What you should do: Here are some records; quote them exactly, leaving out the pictures.

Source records

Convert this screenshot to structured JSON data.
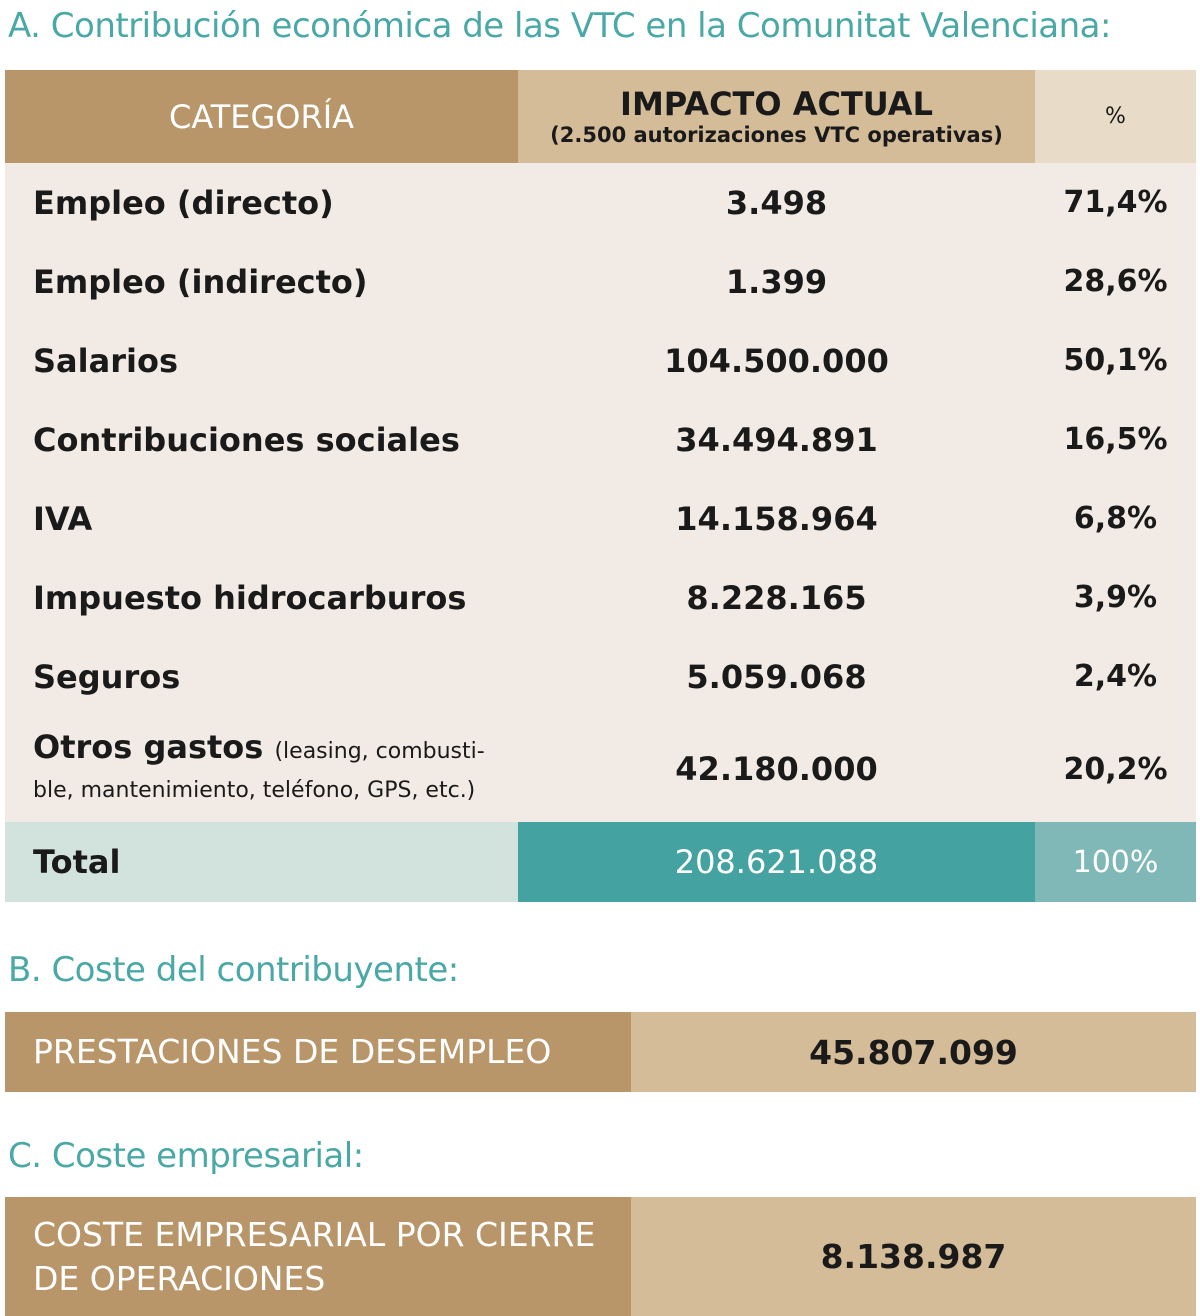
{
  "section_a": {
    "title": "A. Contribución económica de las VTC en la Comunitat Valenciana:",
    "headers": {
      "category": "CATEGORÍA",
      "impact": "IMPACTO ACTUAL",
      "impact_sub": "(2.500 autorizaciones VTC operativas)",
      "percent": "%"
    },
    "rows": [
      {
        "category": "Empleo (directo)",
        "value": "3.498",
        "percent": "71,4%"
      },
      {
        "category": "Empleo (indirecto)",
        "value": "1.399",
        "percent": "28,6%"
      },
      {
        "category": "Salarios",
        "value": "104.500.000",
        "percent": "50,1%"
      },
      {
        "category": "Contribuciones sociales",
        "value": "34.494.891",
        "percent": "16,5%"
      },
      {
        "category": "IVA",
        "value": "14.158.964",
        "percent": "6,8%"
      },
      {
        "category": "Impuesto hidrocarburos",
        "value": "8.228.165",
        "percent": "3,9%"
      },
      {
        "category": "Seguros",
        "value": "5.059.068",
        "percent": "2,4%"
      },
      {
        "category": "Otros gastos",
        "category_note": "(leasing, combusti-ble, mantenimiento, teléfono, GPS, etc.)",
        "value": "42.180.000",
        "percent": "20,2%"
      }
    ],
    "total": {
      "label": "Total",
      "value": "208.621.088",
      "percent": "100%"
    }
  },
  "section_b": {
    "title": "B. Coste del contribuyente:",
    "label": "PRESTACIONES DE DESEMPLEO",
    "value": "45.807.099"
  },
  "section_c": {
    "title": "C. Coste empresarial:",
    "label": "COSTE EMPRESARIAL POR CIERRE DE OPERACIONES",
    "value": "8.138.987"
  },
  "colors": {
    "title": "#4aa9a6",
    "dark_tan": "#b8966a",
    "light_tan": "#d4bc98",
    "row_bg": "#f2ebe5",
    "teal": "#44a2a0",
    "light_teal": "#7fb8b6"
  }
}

Correct output:
Convert this screenshot to structured JSON data.
{
  "section_a": {
    "title": "A. Contribución económica de las VTC en la Comunitat Valenciana:",
    "headers": {
      "category": "CATEGORÍA",
      "impact": "IMPACTO ACTUAL",
      "impact_sub": "(2.500 autorizaciones VTC operativas)",
      "percent": "%"
    },
    "rows": [
      {
        "category": "Empleo (directo)",
        "value": "3.498",
        "percent": "71,4%"
      },
      {
        "category": "Empleo (indirecto)",
        "value": "1.399",
        "percent": "28,6%"
      },
      {
        "category": "Salarios",
        "value": "104.500.000",
        "percent": "50,1%"
      },
      {
        "category": "Contribuciones sociales",
        "value": "34.494.891",
        "percent": "16,5%"
      },
      {
        "category": "IVA",
        "value": "14.158.964",
        "percent": "6,8%"
      },
      {
        "category": "Impuesto hidrocarburos",
        "value": "8.228.165",
        "percent": "3,9%"
      },
      {
        "category": "Seguros",
        "value": "5.059.068",
        "percent": "2,4%"
      },
      {
        "category": "Otros gastos",
        "category_note": "(leasing, combusti-ble, mantenimiento, teléfono, GPS, etc.)",
        "value": "42.180.000",
        "percent": "20,2%"
      }
    ],
    "total": {
      "label": "Total",
      "value": "208.621.088",
      "percent": "100%"
    }
  },
  "section_b": {
    "title": "B. Coste del contribuyente:",
    "label": "PRESTACIONES DE DESEMPLEO",
    "value": "45.807.099"
  },
  "section_c": {
    "title": "C. Coste empresarial:",
    "label": "COSTE EMPRESARIAL POR CIERRE DE OPERACIONES",
    "value": "8.138.987"
  },
  "colors": {
    "title": "#4aa9a6",
    "dark_tan": "#b8966a",
    "light_tan": "#d4bc98",
    "row_bg": "#f2ebe5",
    "teal": "#44a2a0",
    "light_teal": "#7fb8b6"
  }
}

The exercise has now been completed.